Start of DATA SHOWN

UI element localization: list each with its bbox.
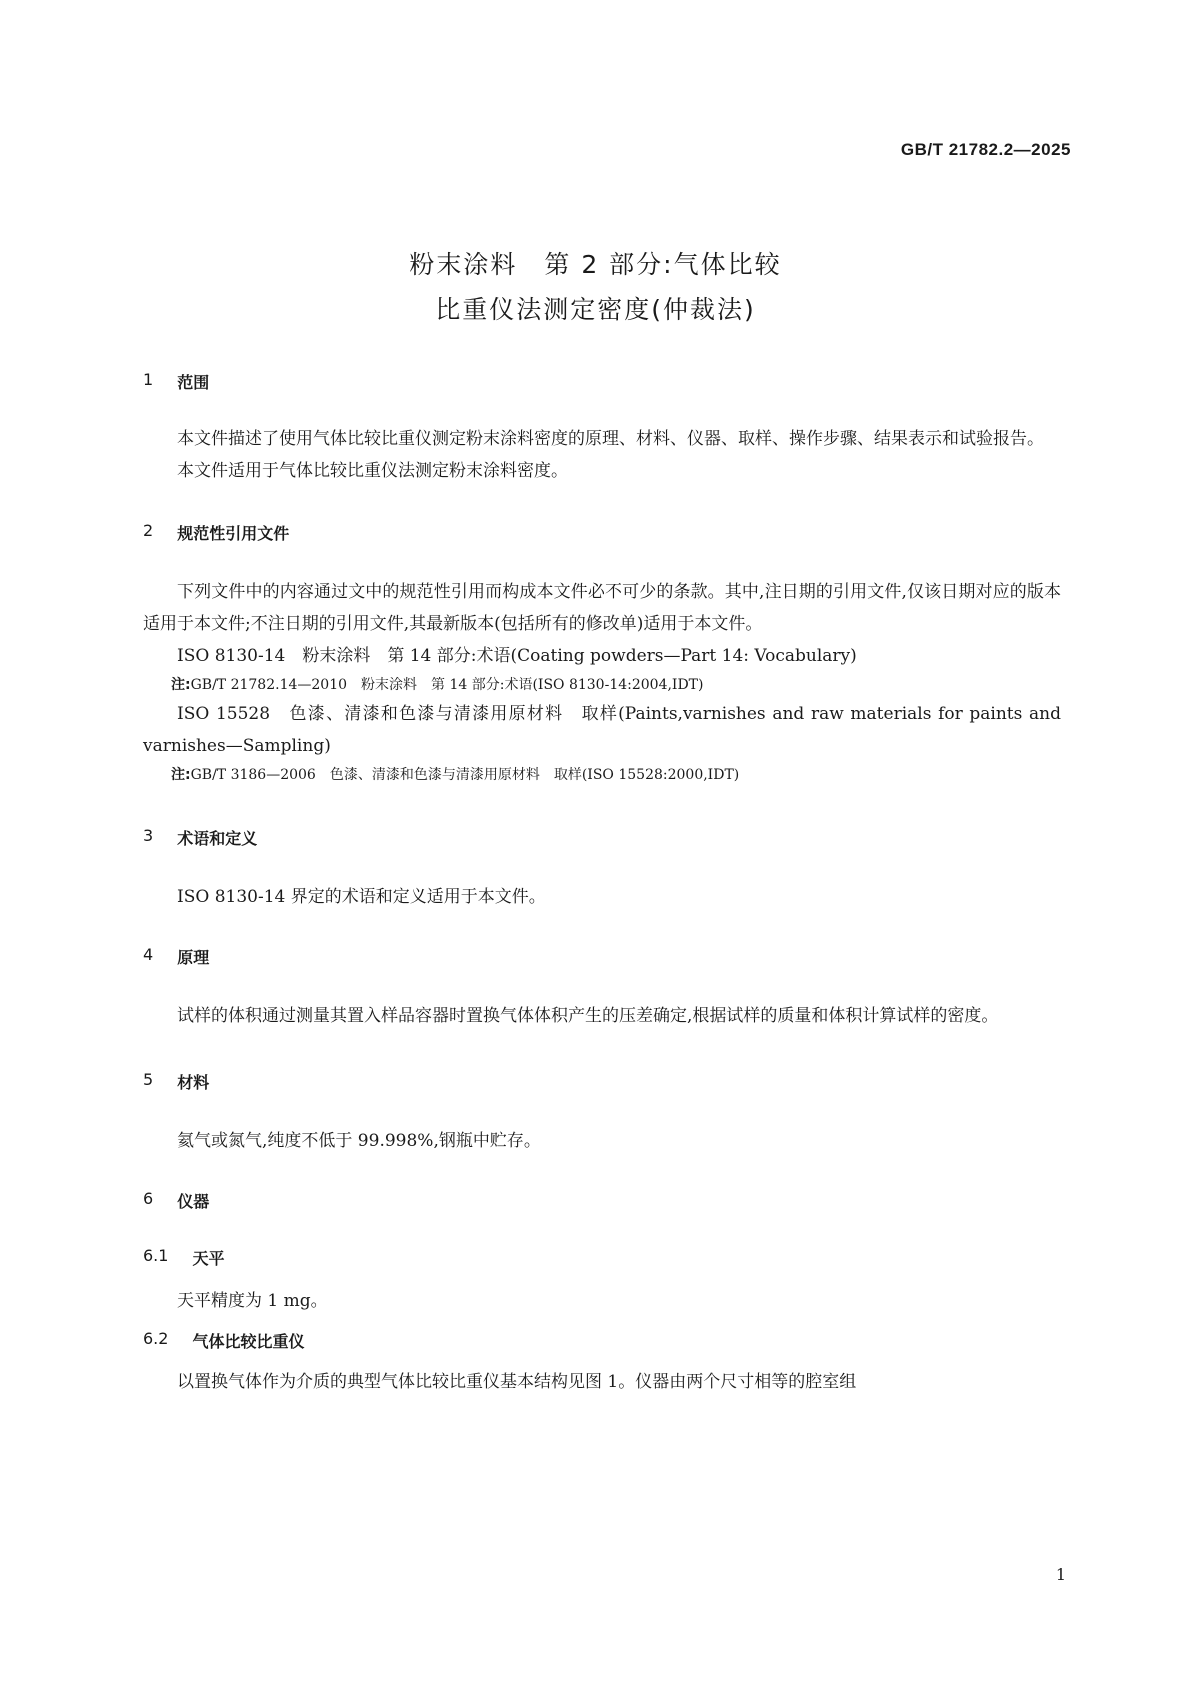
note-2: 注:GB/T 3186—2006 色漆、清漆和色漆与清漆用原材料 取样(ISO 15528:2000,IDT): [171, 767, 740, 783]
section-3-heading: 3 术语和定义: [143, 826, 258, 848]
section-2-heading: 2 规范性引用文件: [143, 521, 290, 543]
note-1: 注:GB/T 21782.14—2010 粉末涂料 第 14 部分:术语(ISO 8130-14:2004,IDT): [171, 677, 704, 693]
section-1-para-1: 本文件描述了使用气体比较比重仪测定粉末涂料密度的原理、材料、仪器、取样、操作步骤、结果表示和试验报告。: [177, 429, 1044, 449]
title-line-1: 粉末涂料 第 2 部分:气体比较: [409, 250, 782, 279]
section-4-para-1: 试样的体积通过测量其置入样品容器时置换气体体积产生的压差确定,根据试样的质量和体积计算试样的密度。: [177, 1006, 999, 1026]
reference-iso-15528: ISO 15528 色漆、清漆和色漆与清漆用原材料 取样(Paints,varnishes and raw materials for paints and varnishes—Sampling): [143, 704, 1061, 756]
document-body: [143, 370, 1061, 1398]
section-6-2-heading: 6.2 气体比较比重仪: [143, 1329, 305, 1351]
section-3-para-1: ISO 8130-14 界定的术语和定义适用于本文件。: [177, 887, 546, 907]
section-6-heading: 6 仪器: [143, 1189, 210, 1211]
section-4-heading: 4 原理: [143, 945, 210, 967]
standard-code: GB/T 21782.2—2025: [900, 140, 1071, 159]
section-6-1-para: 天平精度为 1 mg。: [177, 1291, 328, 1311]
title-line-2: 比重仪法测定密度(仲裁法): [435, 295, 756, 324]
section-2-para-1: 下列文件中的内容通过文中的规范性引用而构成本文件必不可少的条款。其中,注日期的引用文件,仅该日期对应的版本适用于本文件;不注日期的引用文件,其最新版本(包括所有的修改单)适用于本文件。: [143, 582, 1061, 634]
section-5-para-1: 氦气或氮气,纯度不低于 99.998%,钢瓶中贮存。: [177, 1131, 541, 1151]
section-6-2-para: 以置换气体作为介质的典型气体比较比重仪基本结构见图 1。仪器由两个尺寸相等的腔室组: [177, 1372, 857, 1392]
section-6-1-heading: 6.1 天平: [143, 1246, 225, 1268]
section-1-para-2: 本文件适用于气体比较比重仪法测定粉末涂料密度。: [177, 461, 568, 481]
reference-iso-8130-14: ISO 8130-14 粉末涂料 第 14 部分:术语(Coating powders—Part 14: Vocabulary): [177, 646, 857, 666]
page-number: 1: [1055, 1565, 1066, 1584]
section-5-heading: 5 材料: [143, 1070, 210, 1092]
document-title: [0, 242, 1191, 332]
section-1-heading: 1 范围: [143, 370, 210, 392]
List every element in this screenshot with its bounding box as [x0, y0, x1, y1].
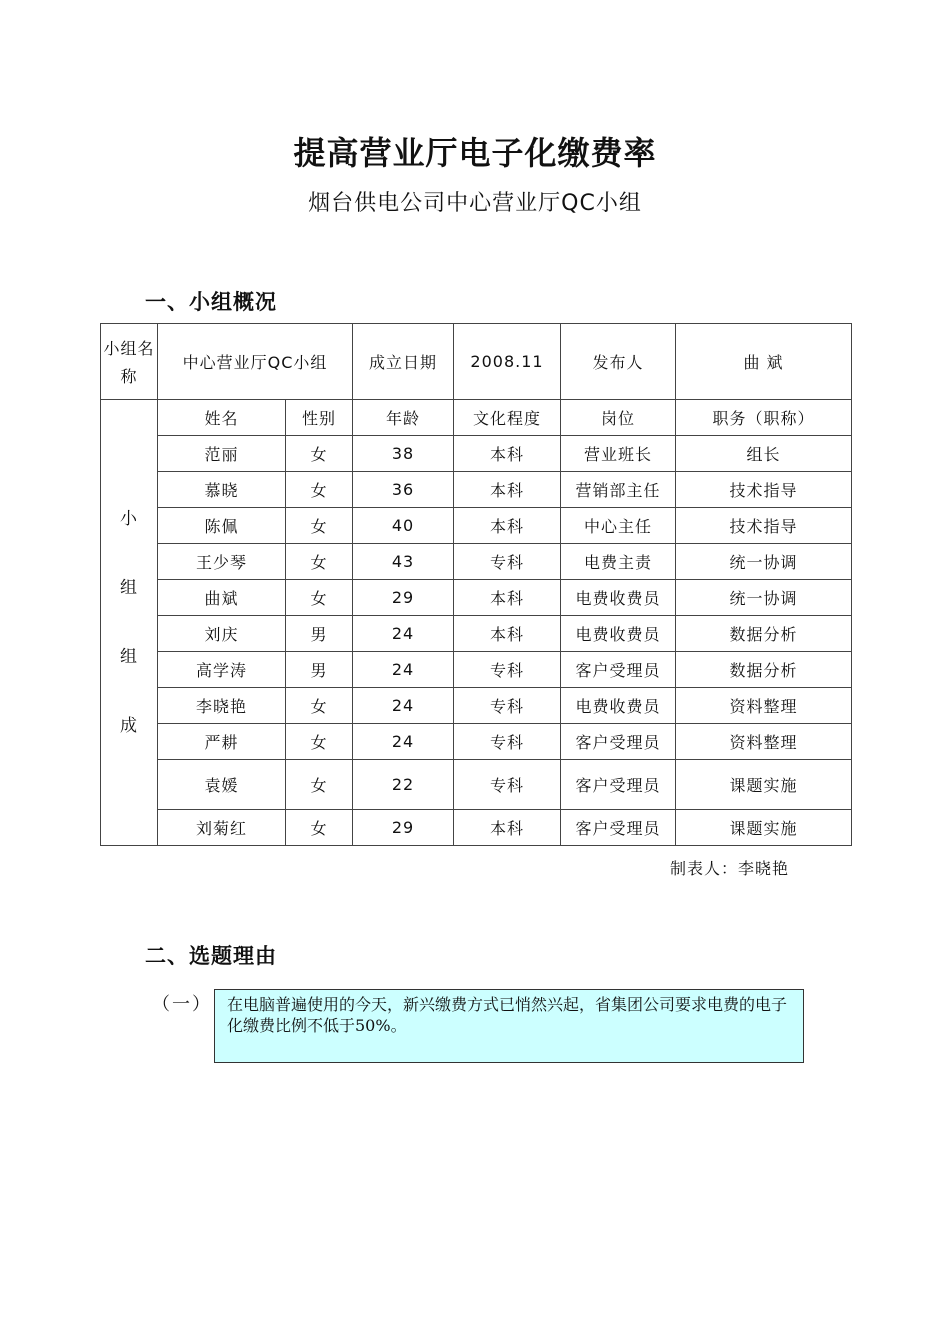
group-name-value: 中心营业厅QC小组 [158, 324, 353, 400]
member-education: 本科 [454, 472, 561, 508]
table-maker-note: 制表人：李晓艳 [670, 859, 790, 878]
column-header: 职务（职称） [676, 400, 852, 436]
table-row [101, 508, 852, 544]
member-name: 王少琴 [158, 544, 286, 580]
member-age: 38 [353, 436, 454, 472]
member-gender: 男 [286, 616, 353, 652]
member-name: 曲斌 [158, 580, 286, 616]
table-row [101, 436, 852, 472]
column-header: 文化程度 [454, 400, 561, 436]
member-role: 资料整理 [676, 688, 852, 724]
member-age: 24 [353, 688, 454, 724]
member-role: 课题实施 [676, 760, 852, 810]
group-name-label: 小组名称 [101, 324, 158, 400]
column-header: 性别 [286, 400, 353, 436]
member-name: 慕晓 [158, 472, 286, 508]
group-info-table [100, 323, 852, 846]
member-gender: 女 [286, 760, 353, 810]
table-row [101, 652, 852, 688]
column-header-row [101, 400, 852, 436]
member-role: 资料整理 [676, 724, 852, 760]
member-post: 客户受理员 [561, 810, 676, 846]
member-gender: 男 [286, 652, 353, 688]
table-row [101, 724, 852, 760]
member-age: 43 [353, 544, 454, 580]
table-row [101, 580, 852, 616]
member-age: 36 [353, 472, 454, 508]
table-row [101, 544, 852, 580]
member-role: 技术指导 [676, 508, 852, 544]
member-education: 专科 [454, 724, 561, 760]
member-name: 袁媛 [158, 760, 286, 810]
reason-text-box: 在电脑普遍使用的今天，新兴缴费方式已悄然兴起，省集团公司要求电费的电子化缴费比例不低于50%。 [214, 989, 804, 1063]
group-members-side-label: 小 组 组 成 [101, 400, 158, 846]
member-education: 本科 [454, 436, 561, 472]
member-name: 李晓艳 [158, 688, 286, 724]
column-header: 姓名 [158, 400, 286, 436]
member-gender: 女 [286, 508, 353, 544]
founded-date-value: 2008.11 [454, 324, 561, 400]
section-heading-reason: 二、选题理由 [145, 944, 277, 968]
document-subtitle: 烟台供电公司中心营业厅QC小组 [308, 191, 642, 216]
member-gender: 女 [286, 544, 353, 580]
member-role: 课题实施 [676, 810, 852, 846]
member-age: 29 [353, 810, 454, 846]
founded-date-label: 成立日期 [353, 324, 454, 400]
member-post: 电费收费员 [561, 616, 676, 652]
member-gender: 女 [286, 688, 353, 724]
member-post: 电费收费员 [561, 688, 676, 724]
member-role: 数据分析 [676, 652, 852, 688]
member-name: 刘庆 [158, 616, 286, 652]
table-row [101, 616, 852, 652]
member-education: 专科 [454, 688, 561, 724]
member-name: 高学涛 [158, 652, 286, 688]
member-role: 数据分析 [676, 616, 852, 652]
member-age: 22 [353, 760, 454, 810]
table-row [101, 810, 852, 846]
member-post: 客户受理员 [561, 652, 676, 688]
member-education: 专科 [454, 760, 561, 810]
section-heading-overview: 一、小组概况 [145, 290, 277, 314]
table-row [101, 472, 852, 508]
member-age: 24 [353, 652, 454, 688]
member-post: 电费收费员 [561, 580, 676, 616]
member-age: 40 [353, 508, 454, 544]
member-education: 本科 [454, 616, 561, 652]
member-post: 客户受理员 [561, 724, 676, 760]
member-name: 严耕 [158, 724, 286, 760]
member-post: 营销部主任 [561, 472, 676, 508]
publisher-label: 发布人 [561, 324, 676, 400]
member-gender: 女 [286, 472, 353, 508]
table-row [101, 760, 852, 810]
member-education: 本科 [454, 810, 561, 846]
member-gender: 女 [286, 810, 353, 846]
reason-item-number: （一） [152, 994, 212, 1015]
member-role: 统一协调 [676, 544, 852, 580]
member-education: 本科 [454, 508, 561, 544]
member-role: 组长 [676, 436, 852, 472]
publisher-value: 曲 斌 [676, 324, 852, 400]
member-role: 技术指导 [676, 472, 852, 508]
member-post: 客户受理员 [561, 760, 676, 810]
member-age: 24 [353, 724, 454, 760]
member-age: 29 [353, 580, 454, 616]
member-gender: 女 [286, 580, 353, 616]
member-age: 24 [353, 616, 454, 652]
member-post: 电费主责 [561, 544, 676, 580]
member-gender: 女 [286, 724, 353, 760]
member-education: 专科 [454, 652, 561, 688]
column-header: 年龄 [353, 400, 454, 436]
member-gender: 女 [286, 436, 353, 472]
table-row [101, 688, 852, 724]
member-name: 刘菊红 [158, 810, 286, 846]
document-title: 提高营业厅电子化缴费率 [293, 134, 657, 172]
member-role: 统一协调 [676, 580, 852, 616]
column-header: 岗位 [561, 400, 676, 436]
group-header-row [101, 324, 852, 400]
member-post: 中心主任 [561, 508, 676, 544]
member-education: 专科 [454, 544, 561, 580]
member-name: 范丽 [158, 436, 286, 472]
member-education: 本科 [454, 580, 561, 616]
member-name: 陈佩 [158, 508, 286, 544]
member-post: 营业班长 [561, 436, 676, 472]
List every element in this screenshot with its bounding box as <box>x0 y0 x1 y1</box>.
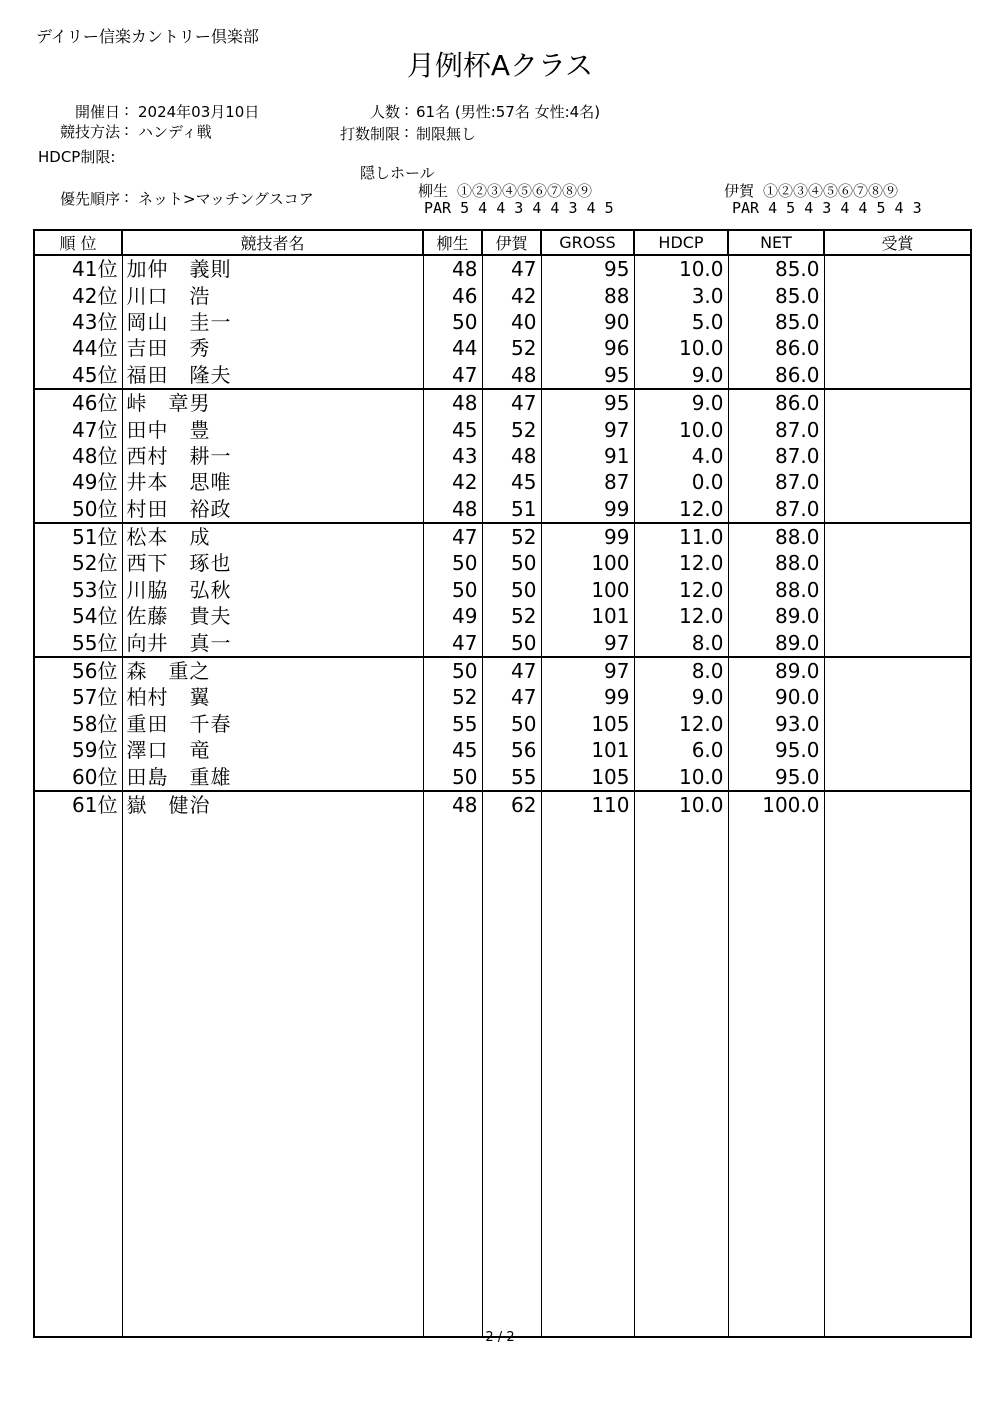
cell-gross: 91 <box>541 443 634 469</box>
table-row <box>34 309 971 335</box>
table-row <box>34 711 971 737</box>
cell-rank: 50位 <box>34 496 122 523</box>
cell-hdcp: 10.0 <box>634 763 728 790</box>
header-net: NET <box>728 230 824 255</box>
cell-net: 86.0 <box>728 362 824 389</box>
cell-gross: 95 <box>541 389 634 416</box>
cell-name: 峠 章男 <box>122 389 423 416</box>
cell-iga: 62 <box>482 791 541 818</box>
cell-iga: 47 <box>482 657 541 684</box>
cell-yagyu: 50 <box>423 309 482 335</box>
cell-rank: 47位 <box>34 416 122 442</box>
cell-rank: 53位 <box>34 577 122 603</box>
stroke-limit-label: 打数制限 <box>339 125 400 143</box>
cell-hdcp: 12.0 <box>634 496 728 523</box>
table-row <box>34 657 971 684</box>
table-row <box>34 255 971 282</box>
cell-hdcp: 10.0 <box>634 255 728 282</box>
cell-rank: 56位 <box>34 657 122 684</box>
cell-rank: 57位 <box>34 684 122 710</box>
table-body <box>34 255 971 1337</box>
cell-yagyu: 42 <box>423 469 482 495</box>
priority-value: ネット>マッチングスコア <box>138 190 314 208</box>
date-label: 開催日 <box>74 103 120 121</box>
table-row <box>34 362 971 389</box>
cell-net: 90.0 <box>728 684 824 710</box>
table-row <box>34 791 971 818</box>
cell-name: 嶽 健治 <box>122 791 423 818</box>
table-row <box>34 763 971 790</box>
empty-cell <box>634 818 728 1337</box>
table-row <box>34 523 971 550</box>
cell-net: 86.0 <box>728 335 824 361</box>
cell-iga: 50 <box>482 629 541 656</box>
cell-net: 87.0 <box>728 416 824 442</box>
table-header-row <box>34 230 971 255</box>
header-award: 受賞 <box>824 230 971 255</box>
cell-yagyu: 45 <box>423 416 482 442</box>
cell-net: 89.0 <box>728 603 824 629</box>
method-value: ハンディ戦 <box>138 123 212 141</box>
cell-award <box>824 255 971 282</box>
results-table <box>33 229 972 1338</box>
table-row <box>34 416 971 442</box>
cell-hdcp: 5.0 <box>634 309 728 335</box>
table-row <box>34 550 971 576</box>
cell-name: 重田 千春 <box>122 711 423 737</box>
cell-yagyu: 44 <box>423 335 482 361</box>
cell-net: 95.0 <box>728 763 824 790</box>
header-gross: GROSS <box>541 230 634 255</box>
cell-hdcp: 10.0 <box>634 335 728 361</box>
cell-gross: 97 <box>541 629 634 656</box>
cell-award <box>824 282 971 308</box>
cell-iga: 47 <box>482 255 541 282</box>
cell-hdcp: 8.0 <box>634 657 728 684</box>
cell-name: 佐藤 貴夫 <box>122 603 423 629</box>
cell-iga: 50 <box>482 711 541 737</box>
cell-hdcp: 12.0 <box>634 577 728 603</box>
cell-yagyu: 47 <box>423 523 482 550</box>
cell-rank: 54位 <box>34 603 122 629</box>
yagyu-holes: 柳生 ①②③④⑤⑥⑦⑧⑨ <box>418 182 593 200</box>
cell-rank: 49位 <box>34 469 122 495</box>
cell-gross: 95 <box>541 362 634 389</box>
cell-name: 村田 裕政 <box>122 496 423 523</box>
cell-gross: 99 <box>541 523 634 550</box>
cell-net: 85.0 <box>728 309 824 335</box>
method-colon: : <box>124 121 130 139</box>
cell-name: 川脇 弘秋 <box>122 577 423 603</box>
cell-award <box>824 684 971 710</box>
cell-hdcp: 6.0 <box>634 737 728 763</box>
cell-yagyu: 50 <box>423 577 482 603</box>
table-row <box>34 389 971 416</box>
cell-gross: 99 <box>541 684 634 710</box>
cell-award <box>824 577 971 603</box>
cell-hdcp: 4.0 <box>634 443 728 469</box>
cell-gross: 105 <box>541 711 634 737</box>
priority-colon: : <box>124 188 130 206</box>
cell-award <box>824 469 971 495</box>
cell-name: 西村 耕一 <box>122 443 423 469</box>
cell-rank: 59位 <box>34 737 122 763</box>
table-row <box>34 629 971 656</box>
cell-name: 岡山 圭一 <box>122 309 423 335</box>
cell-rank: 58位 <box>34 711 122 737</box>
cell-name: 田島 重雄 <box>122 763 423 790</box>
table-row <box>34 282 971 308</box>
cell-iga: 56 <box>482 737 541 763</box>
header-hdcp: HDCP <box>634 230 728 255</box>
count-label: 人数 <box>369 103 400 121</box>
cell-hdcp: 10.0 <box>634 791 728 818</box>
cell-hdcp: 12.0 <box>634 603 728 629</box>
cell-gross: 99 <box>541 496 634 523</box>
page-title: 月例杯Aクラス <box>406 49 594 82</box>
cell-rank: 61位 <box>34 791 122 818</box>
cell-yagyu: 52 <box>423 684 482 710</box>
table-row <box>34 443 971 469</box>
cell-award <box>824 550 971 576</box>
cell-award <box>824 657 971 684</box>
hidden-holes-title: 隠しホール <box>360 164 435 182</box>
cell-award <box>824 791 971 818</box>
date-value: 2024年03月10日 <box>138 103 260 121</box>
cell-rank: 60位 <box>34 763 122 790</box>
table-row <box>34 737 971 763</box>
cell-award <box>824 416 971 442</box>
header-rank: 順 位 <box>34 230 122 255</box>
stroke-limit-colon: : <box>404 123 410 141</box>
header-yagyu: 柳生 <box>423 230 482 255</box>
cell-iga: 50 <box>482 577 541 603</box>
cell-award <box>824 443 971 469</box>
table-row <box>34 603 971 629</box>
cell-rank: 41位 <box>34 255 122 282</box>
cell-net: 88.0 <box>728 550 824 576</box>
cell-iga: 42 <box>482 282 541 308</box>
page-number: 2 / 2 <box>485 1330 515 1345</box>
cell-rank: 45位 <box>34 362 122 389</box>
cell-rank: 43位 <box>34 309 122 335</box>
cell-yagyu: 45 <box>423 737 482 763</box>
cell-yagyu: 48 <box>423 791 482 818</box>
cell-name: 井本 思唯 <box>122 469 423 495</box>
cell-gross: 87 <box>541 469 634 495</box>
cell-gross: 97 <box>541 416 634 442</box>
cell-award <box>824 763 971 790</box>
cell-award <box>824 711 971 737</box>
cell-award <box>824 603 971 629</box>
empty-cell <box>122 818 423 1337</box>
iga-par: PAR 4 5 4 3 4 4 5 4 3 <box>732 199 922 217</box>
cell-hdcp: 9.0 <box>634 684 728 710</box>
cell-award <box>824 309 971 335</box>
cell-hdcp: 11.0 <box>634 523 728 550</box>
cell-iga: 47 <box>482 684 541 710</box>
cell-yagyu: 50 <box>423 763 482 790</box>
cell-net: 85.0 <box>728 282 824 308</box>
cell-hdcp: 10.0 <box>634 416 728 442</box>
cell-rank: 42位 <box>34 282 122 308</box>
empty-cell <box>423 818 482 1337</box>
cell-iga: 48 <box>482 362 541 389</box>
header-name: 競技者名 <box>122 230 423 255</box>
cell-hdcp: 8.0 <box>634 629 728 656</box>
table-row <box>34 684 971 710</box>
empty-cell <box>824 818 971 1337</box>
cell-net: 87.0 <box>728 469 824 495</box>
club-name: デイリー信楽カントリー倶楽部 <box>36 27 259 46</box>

End of DATA SHOWN

* **WHAT NEEDS TO BE DONE**
Can you reproduce the lines of the records from the one containing "group-name-value: 中心营业厅QC小组 [158, 324, 353, 400]" through the one containing "member-age: 43 [353, 544, 454, 580]", including both of those lines?

* **OUTPUT OF THE EXERCISE**
group-name-value: 中心营业厅QC小组 [158, 324, 353, 400]
member-education: 本科 [454, 472, 561, 508]
table-maker-note: 制表人：李晓艳 [670, 859, 790, 878]
column-header: 职务（职称） [676, 400, 852, 436]
table-row [101, 508, 852, 544]
member-name: 王少琴 [158, 544, 286, 580]
member-age: 38 [353, 436, 454, 472]
member-gender: 男 [286, 616, 353, 652]
member-name: 曲斌 [158, 580, 286, 616]
table-row [101, 436, 852, 472]
column-header: 文化程度 [454, 400, 561, 436]
member-role: 资料整理 [676, 688, 852, 724]
member-age: 24 [353, 688, 454, 724]
member-role: 课题实施 [676, 760, 852, 810]
group-name-label: 小组名称 [101, 324, 158, 400]
column-header: 性别 [286, 400, 353, 436]
member-name: 慕晓 [158, 472, 286, 508]
group-info-table [100, 323, 852, 846]
member-gender: 女 [286, 760, 353, 810]
table-row [101, 652, 852, 688]
column-header-row [101, 400, 852, 436]
member-role: 资料整理 [676, 724, 852, 760]
member-post: 客户受理员 [561, 810, 676, 846]
member-gender: 男 [286, 652, 353, 688]
table-row [101, 724, 852, 760]
member-age: 43 [353, 544, 454, 580]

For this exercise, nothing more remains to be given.